* _EXERCISE_
Gather, from the data below, each line in which the word "JSON" occurs.

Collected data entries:
****************************************
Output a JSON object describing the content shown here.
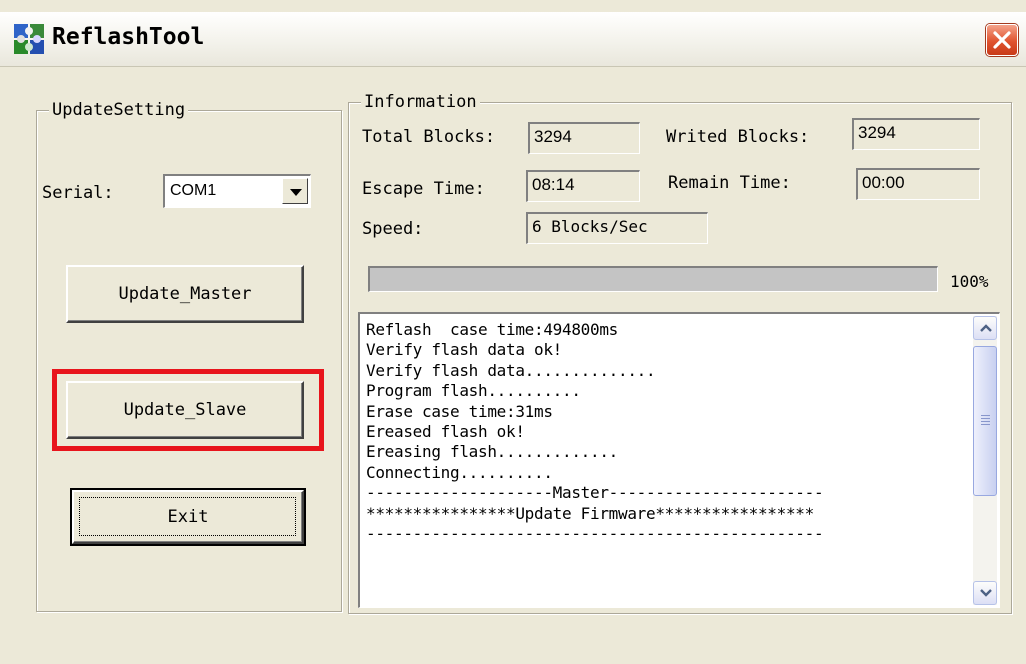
{
  "window": {
    "title": "ReflashTool",
    "icon": "app-puzzle-icon",
    "close_icon": "close-icon",
    "close_color": "#e0532f"
  },
  "update_setting": {
    "group_label": "UpdateSetting",
    "serial_label": "Serial:",
    "serial_value": "COM1",
    "update_master_label": "Update_Master",
    "update_slave_label": "Update_Slave",
    "exit_label": "Exit",
    "highlight_color": "#e8141c"
  },
  "information": {
    "group_label": "Information",
    "total_blocks_label": "Total Blocks:",
    "total_blocks_value": "3294",
    "writed_blocks_label": "Writed Blocks:",
    "writed_blocks_value": "3294",
    "escape_time_label": "Escape Time:",
    "escape_time_value": "08:14",
    "remain_time_label": "Remain Time:",
    "remain_time_value": "00:00",
    "speed_label": "Speed:",
    "speed_value": "6 Blocks/Sec",
    "progress_percent": 100,
    "progress_label": "100%"
  },
  "log": {
    "lines": [
      "Reflash  case time:494800ms",
      "Verify flash data ok!",
      "Verify flash data..............",
      "Program flash..........",
      "Erase case time:31ms",
      "Ereased flash ok!",
      "Ereasing flash.............",
      "Connecting..........",
      "--------------------Master-----------------------",
      "****************Update Firmware*****************",
      "-------------------------------------------------"
    ]
  }
}
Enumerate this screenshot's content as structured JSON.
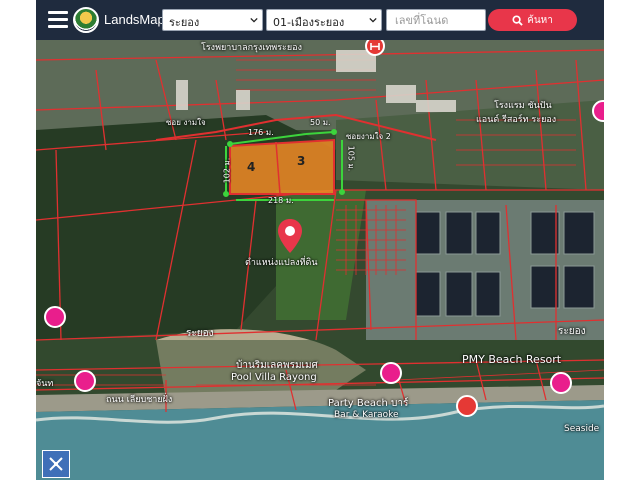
{
  "header": {
    "brand": "LandsMaps",
    "province_select": "ระยอง",
    "district_select": "01-เมืองระยอง",
    "deed_input_placeholder": "เลขที่โฉนด",
    "search_button": "ค้นหา"
  },
  "map": {
    "measurements": {
      "top_left": "176 ม.",
      "top_right": "50 ม.",
      "left_side": "102 ม.",
      "right_side": "105 ม.",
      "bottom": "218 ม."
    },
    "plots": [
      "4",
      "3"
    ],
    "pin_label": "ตำแหน่งแปลงที่ดิน",
    "places": {
      "hospital_label": "โรงพยาบาลกรุงเทพระยอง",
      "road_top": "ซอย งามใจ",
      "road_top_right": "ซอยงามใจ 2",
      "hotel_right": "โรงแรม ชันปัน",
      "resort_right": "แอนด์ รีสอร์ท ระยอง",
      "area_label_1": "ระยอง",
      "area_label_2": "ระยอง",
      "resort_left_th": "บ้านริมเลคพรมเมศ",
      "resort_left_en": "Pool Villa Rayong",
      "pmy": "PMY Beach Resort",
      "party_beach": "Party Beach บาร์",
      "bar_karaoke": "Bar & Karaoke",
      "beach_road": "ถนน เลียบชายฝั่ง",
      "left_edge": "จันท",
      "right_edge": "Seaside"
    },
    "colors": {
      "parcel_line": "#e03030",
      "selected_plot": "#f08a24",
      "measure_line": "#3cd43c",
      "pin": "#e8364a",
      "header_bg": "#1f2b3e",
      "search_btn": "#e8364a"
    }
  }
}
****************************************
* _WRITTEN REPLY_
Output a JSON object describing the content shown here.
Enumerate this screenshot's content as structured JSON.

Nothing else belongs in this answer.